— start RAW RECORDS —
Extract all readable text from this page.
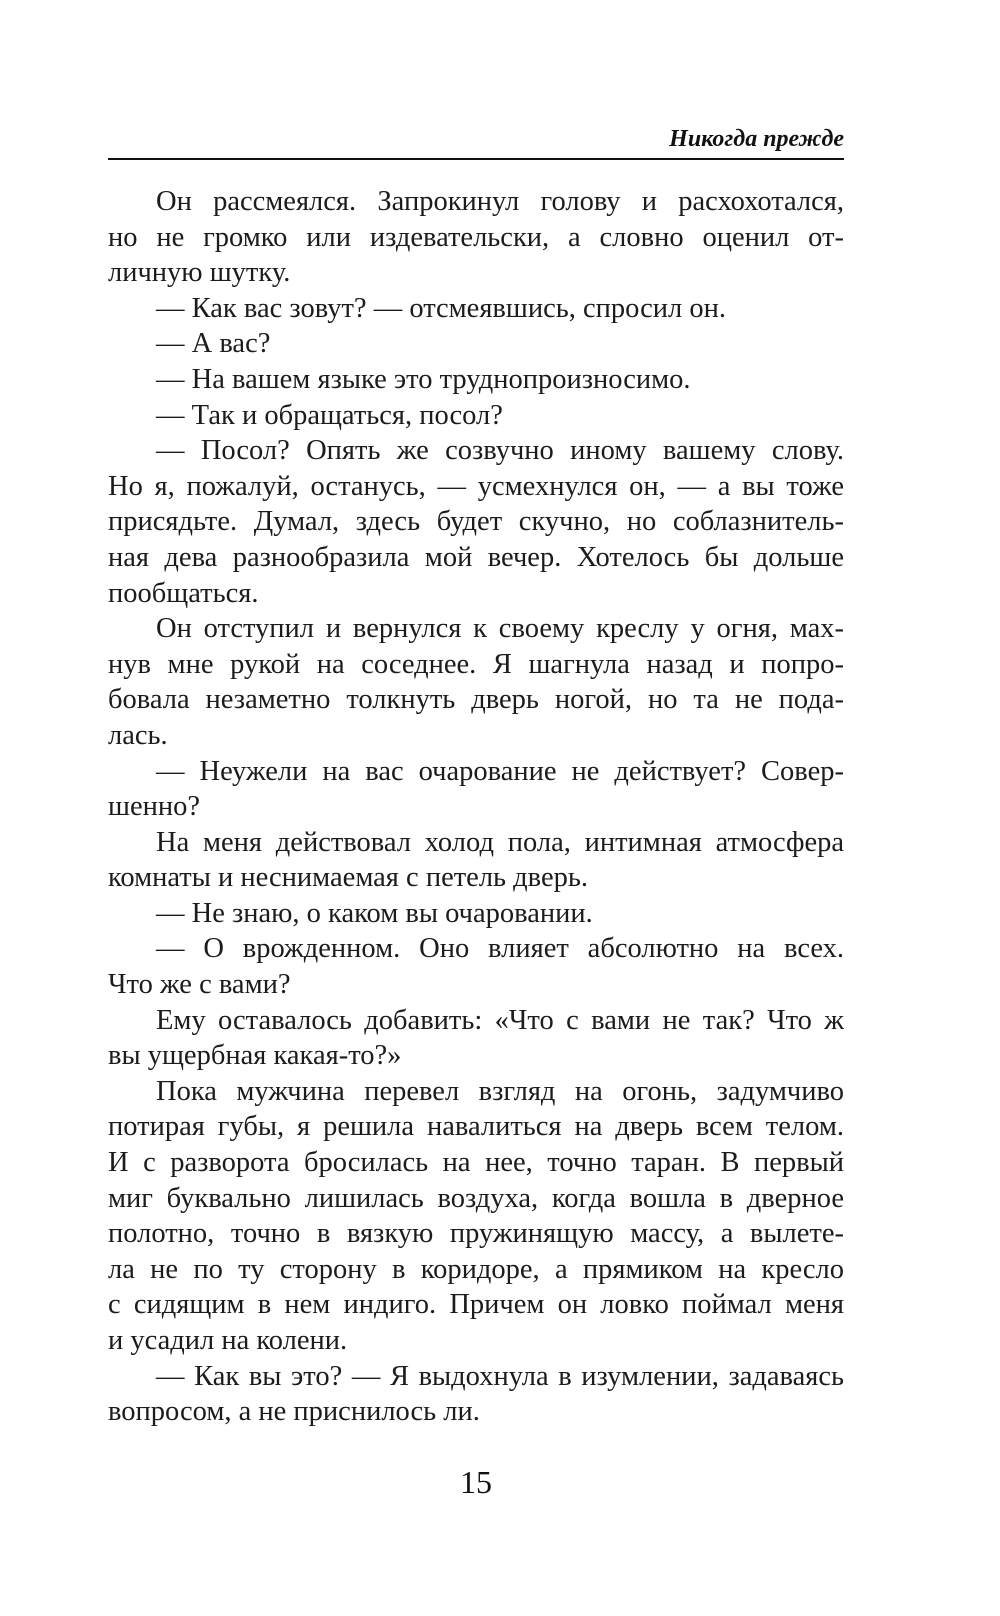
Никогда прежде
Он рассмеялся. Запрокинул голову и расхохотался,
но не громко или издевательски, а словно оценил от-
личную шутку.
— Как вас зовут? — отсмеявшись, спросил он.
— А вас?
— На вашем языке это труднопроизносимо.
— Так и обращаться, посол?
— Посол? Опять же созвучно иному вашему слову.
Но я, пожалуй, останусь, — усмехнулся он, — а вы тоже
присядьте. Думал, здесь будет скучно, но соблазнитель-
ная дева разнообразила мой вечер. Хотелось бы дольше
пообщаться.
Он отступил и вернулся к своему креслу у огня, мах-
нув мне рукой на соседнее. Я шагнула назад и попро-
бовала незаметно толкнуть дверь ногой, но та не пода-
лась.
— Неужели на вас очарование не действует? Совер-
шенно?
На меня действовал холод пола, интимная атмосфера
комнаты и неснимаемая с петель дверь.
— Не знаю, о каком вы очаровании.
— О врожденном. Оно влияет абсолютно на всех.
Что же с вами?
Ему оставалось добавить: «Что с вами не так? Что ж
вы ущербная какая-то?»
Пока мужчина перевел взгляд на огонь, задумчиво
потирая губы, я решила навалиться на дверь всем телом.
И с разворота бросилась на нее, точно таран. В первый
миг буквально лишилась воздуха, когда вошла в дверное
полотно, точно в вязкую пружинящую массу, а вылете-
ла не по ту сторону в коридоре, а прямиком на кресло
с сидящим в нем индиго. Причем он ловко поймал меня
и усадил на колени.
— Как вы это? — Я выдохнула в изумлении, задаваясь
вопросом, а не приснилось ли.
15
— end RAW RECORDS —
— start RAW RECORDS —
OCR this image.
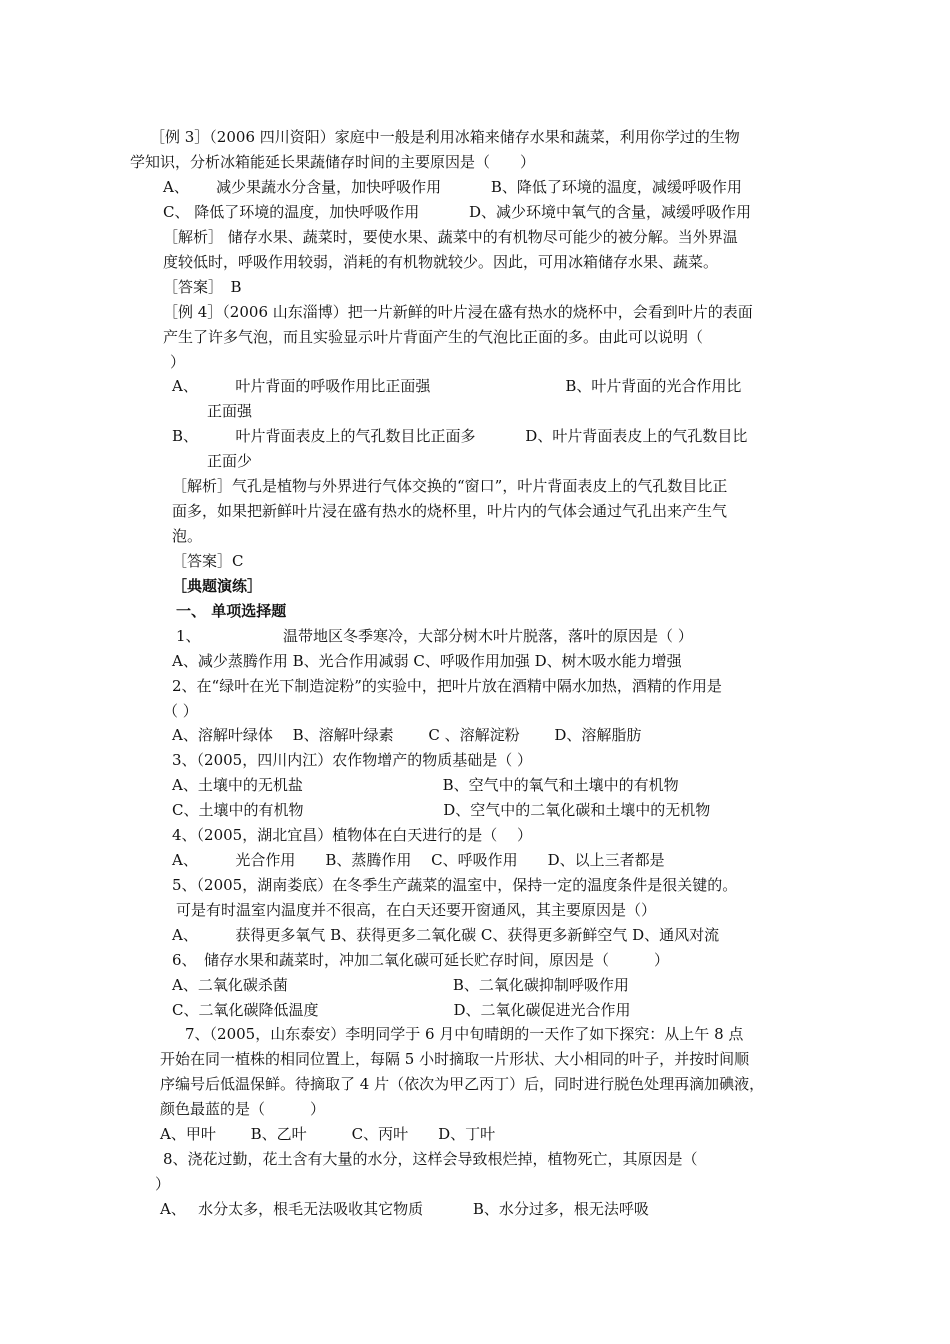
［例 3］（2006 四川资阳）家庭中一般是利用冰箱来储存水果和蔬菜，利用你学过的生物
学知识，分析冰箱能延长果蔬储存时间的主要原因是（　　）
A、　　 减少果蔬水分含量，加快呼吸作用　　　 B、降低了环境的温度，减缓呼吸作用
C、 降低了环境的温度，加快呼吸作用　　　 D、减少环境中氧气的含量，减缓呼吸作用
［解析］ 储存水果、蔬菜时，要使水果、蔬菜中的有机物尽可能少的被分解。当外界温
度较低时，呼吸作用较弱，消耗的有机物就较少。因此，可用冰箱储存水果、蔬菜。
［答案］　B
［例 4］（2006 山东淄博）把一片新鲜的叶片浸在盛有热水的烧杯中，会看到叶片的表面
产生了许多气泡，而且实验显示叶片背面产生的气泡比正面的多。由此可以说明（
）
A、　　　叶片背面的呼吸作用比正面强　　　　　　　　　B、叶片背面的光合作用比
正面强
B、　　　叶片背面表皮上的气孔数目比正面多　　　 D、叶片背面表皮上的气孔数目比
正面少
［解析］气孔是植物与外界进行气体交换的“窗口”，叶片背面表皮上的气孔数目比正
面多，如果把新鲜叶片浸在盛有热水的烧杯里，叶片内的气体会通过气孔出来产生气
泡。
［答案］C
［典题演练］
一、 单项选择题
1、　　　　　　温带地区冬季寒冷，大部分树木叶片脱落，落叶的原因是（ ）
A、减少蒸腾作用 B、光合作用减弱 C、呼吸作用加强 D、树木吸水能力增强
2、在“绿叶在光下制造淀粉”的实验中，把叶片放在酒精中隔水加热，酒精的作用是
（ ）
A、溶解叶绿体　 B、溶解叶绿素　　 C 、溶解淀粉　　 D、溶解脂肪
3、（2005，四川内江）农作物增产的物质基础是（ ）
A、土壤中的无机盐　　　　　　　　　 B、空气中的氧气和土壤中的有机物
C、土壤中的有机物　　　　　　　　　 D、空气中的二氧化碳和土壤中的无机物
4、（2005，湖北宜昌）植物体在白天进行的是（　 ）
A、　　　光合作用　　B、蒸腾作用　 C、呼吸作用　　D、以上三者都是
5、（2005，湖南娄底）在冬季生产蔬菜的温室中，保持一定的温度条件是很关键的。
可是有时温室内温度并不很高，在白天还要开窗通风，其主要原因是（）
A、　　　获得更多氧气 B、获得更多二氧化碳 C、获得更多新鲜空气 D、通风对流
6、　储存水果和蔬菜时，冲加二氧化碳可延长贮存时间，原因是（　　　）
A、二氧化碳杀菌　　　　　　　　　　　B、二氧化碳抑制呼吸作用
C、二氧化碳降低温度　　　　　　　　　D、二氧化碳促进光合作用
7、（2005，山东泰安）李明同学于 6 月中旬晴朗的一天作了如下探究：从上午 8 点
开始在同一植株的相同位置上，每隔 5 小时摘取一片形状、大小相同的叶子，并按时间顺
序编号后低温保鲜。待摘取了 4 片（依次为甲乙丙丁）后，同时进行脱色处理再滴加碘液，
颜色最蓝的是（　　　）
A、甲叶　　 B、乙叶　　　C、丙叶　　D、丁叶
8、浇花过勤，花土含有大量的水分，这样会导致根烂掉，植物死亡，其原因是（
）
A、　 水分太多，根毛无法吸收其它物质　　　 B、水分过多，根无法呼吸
— end RAW RECORDS —
» EXERCISE GOAL
Return every line from the records above that holds the word "вами".

» FULL SOLUTION
Что же с вами?
Ему оставалось добавить: «Что с вами не так? Что ж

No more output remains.